## Start Provided entries

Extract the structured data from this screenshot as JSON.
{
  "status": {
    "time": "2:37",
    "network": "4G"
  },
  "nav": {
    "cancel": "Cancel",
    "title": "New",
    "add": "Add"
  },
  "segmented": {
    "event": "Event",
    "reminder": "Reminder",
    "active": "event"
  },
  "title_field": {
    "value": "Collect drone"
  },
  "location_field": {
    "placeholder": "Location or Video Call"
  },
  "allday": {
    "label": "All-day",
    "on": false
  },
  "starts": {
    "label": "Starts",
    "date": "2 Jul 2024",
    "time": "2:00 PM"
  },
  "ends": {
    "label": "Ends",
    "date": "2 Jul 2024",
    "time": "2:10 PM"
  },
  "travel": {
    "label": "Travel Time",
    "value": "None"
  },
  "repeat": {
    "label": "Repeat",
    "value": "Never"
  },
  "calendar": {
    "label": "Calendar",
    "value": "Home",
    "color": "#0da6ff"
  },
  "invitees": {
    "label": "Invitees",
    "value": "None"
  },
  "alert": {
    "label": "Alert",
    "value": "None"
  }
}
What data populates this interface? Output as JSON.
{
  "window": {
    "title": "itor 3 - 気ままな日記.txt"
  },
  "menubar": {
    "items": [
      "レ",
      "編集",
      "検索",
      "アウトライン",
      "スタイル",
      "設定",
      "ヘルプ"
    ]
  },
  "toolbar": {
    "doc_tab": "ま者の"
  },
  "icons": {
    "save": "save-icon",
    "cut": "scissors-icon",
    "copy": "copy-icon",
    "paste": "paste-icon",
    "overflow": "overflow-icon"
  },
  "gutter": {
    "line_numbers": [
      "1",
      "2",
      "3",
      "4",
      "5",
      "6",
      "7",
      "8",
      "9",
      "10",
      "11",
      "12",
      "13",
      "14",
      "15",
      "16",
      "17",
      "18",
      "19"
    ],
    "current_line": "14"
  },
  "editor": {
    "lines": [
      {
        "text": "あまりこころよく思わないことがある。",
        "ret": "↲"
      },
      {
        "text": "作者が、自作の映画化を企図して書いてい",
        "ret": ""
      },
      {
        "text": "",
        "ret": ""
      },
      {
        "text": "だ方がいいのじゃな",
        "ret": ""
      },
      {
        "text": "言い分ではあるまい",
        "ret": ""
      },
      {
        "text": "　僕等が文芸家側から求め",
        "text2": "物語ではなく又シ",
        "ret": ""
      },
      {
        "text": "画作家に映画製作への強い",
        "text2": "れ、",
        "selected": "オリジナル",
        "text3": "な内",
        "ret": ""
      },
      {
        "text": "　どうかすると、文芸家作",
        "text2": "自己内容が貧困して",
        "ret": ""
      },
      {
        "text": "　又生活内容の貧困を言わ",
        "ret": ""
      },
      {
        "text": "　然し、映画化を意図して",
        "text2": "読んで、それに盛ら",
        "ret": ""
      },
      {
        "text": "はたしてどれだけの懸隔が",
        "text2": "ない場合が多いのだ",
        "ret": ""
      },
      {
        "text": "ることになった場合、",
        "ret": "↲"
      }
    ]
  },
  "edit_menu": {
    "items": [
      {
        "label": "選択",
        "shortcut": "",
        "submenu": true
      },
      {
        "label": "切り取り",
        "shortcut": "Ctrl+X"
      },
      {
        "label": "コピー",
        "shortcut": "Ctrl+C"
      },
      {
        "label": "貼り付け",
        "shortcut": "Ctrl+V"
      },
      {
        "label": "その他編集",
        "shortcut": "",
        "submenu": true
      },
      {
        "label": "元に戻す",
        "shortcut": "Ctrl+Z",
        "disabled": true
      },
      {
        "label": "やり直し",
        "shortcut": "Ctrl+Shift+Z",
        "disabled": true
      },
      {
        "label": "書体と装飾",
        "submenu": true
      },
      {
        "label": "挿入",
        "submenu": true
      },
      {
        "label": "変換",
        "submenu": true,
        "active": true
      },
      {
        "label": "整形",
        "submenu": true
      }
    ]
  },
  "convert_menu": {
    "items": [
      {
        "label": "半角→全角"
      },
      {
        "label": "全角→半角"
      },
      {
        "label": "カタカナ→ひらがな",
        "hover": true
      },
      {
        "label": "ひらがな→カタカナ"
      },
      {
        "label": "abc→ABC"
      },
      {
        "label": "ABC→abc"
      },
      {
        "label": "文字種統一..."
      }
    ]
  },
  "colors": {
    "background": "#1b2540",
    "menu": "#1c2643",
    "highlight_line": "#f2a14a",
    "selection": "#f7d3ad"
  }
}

## End Provided entries

- What you have to do:
Write out every entry again exactly, please, with nothing missing.

- Reply:
Extract the structured data from this screenshot as JSON.
{
  "status": {
    "time": "2:37",
    "network": "4G"
  },
  "nav": {
    "cancel": "Cancel",
    "title": "New",
    "add": "Add"
  },
  "segmented": {
    "event": "Event",
    "reminder": "Reminder",
    "active": "event"
  },
  "title_field": {
    "value": "Collect drone"
  },
  "location_field": {
    "placeholder": "Location or Video Call"
  },
  "allday": {
    "label": "All-day",
    "on": false
  },
  "starts": {
    "label": "Starts",
    "date": "2 Jul 2024",
    "time": "2:00 PM"
  },
  "ends": {
    "label": "Ends",
    "date": "2 Jul 2024",
    "time": "2:10 PM"
  },
  "travel": {
    "label": "Travel Time",
    "value": "None"
  },
  "repeat": {
    "label": "Repeat",
    "value": "Never"
  },
  "calendar": {
    "label": "Calendar",
    "value": "Home",
    "color": "#0da6ff"
  },
  "invitees": {
    "label": "Invitees",
    "value": "None"
  },
  "alert": {
    "label": "Alert",
    "value": "None"
  }
}
What data populates this interface? Output as JSON.
{
  "window": {
    "title": "itor 3 - 気ままな日記.txt"
  },
  "menubar": {
    "items": [
      "レ",
      "編集",
      "検索",
      "アウトライン",
      "スタイル",
      "設定",
      "ヘルプ"
    ]
  },
  "toolbar": {
    "doc_tab": "ま者の"
  },
  "icons": {
    "save": "save-icon",
    "cut": "scissors-icon",
    "copy": "copy-icon",
    "paste": "paste-icon",
    "overflow": "overflow-icon"
  },
  "gutter": {
    "line_numbers": [
      "1",
      "2",
      "3",
      "4",
      "5",
      "6",
      "7",
      "8",
      "9",
      "10",
      "11",
      "12",
      "13",
      "14",
      "15",
      "16",
      "17",
      "18",
      "19"
    ],
    "current_line": "14"
  },
  "editor": {
    "lines": [
      {
        "text": "あまりこころよく思わないことがある。",
        "ret": "↲"
      },
      {
        "text": "作者が、自作の映画化を企図して書いてい",
        "ret": ""
      },
      {
        "text": "",
        "ret": ""
      },
      {
        "text": "だ方がいいのじゃな",
        "ret": ""
      },
      {
        "text": "言い分ではあるまい",
        "ret": ""
      },
      {
        "text": "　僕等が文芸家側から求め",
        "text2": "物語ではなく又シ",
        "ret": ""
      },
      {
        "text": "画作家に映画製作への強い",
        "text2": "れ、",
        "selected": "オリジナル",
        "text3": "な内",
        "ret": ""
      },
      {
        "text": "　どうかすると、文芸家作",
        "text2": "自己内容が貧困して",
        "ret": ""
      },
      {
        "text": "　又生活内容の貧困を言わ",
        "ret": ""
      },
      {
        "text": "　然し、映画化を意図して",
        "text2": "読んで、それに盛ら",
        "ret": ""
      },
      {
        "text": "はたしてどれだけの懸隔が",
        "text2": "ない場合が多いのだ",
        "ret": ""
      },
      {
        "text": "ることになった場合、",
        "ret": "↲"
      }
    ]
  },
  "edit_menu": {
    "items": [
      {
        "label": "選択",
        "shortcut": "",
        "submenu": true
      },
      {
        "label": "切り取り",
        "shortcut": "Ctrl+X"
      },
      {
        "label": "コピー",
        "shortcut": "Ctrl+C"
      },
      {
        "label": "貼り付け",
        "shortcut": "Ctrl+V"
      },
      {
        "label": "その他編集",
        "shortcut": "",
        "submenu": true
      },
      {
        "label": "元に戻す",
        "shortcut": "Ctrl+Z",
        "disabled": true
      },
      {
        "label": "やり直し",
        "shortcut": "Ctrl+Shift+Z",
        "disabled": true
      },
      {
        "label": "書体と装飾",
        "submenu": true
      },
      {
        "label": "挿入",
        "submenu": true
      },
      {
        "label": "変換",
        "submenu": true,
        "active": true
      },
      {
        "label": "整形",
        "submenu": true
      }
    ]
  },
  "convert_menu": {
    "items": [
      {
        "label": "半角→全角"
      },
      {
        "label": "全角→半角"
      },
      {
        "label": "カタカナ→ひらがな",
        "hover": true
      },
      {
        "label": "ひらがな→カタカナ"
      },
      {
        "label": "abc→ABC"
      },
      {
        "label": "ABC→abc"
      },
      {
        "label": "文字種統一..."
      }
    ]
  },
  "colors": {
    "background": "#1b2540",
    "menu": "#1c2643",
    "highlight_line": "#f2a14a",
    "selection": "#f7d3ad"
  }
}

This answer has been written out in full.